__Task objective__.
Pull every line that holds the word "title" from the entries.
____________________
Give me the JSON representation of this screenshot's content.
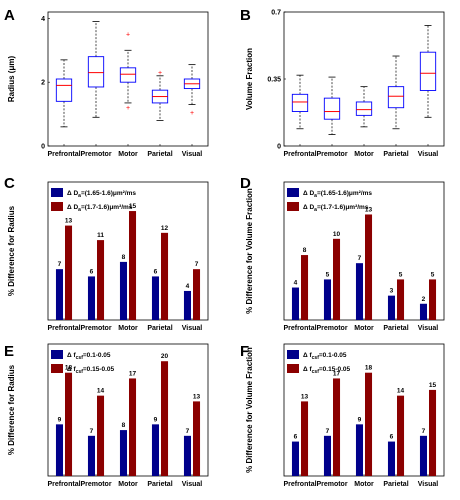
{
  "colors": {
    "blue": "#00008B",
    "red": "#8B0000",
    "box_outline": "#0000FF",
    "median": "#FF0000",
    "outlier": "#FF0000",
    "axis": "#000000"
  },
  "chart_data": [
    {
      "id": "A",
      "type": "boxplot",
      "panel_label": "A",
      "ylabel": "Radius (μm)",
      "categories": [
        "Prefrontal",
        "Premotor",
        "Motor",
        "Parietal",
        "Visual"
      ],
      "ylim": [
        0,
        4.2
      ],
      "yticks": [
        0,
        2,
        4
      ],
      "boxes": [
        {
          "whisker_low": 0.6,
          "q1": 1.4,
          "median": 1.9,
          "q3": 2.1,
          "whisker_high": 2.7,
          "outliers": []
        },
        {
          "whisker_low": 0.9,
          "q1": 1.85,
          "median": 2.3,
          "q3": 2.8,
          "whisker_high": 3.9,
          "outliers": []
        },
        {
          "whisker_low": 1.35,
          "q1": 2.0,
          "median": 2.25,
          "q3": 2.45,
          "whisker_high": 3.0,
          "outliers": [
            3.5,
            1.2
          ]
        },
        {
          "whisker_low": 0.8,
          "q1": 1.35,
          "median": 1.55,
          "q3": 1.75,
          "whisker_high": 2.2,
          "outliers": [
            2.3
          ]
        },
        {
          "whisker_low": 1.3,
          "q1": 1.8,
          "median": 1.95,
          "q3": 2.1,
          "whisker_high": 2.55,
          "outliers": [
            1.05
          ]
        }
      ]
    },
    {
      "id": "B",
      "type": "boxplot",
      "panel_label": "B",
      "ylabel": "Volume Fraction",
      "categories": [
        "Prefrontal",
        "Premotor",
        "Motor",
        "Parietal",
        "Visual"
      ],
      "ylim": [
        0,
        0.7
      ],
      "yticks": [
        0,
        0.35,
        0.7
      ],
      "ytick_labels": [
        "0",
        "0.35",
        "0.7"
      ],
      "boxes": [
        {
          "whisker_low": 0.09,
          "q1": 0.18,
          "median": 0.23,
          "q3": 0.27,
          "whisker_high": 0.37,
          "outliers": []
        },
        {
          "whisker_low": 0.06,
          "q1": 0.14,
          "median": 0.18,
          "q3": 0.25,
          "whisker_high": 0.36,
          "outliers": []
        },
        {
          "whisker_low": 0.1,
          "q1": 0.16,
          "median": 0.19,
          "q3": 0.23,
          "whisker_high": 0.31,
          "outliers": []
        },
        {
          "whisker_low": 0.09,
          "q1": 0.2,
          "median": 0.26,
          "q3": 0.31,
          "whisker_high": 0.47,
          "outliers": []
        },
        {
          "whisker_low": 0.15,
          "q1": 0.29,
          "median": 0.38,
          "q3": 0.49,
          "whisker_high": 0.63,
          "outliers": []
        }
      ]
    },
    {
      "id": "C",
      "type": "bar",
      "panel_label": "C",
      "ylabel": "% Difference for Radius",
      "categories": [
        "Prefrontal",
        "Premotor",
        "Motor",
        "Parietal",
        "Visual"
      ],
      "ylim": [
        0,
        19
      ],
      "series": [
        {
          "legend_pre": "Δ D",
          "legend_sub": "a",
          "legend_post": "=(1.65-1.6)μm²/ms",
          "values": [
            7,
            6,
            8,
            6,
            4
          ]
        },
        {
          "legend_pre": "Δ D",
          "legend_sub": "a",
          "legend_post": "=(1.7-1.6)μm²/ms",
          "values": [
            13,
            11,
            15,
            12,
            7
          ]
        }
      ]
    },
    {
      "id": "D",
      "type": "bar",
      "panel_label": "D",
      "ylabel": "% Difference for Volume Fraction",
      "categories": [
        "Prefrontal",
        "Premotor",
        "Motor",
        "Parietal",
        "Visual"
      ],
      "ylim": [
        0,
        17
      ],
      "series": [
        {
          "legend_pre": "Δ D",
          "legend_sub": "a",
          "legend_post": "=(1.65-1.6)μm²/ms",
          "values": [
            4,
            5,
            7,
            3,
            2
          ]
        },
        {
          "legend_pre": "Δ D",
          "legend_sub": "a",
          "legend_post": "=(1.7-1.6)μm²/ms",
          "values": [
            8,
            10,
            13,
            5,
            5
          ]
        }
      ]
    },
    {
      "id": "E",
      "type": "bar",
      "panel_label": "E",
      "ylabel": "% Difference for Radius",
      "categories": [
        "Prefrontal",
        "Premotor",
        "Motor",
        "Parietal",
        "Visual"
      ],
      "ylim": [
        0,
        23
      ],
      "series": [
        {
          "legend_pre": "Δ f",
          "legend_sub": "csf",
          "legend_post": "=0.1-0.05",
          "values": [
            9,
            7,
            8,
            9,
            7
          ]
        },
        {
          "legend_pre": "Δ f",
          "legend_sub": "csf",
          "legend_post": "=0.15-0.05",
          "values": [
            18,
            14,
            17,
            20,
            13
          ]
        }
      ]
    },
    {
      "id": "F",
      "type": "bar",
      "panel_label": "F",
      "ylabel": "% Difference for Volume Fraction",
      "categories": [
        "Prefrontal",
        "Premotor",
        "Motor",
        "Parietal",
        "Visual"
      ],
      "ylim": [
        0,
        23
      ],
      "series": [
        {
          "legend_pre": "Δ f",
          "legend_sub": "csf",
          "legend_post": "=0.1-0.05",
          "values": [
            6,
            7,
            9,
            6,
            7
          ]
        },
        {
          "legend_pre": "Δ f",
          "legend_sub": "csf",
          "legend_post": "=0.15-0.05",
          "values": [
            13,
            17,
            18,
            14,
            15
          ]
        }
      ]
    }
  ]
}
____________________
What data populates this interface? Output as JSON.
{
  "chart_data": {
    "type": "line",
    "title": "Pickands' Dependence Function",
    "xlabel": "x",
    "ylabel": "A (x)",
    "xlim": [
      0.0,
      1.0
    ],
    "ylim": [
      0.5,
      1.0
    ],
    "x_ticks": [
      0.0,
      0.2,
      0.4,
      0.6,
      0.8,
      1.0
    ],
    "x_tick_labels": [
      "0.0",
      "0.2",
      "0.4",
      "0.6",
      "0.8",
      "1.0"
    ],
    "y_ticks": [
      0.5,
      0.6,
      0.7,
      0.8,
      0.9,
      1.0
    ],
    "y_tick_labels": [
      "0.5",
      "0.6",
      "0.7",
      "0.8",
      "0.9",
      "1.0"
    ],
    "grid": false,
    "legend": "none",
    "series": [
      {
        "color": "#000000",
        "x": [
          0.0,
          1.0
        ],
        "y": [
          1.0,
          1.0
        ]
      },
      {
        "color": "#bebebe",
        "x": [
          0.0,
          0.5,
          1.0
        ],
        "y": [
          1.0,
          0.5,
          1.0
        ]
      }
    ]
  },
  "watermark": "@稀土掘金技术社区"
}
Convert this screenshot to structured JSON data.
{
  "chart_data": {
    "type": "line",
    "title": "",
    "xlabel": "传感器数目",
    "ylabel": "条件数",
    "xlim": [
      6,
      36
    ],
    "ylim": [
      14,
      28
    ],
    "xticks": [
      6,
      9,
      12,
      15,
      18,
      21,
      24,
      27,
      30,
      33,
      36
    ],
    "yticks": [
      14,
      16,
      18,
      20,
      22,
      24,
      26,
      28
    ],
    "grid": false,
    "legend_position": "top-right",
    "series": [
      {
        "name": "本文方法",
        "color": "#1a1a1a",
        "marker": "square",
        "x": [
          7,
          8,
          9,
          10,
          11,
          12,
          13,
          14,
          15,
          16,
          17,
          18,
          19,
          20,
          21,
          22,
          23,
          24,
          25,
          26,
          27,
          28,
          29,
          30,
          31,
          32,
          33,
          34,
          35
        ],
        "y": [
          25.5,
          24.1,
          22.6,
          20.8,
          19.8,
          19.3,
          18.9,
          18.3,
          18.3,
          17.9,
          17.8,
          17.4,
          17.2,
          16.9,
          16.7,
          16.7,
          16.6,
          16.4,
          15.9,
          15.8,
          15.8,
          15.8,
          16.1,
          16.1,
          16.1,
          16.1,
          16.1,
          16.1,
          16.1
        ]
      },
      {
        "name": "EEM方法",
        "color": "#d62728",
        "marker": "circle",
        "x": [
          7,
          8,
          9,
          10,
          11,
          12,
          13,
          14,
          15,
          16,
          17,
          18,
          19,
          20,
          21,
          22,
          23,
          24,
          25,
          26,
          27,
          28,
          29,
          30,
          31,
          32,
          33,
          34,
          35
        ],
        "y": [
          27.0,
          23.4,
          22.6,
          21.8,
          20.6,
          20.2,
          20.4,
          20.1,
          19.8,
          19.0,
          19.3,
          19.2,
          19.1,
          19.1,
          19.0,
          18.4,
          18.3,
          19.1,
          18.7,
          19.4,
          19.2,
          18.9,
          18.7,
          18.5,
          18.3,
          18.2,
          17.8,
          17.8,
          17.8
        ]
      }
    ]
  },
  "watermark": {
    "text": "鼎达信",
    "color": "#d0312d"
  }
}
____________________
__Result__.
    "title": "Pickands' Dependence Function",
    "title": "",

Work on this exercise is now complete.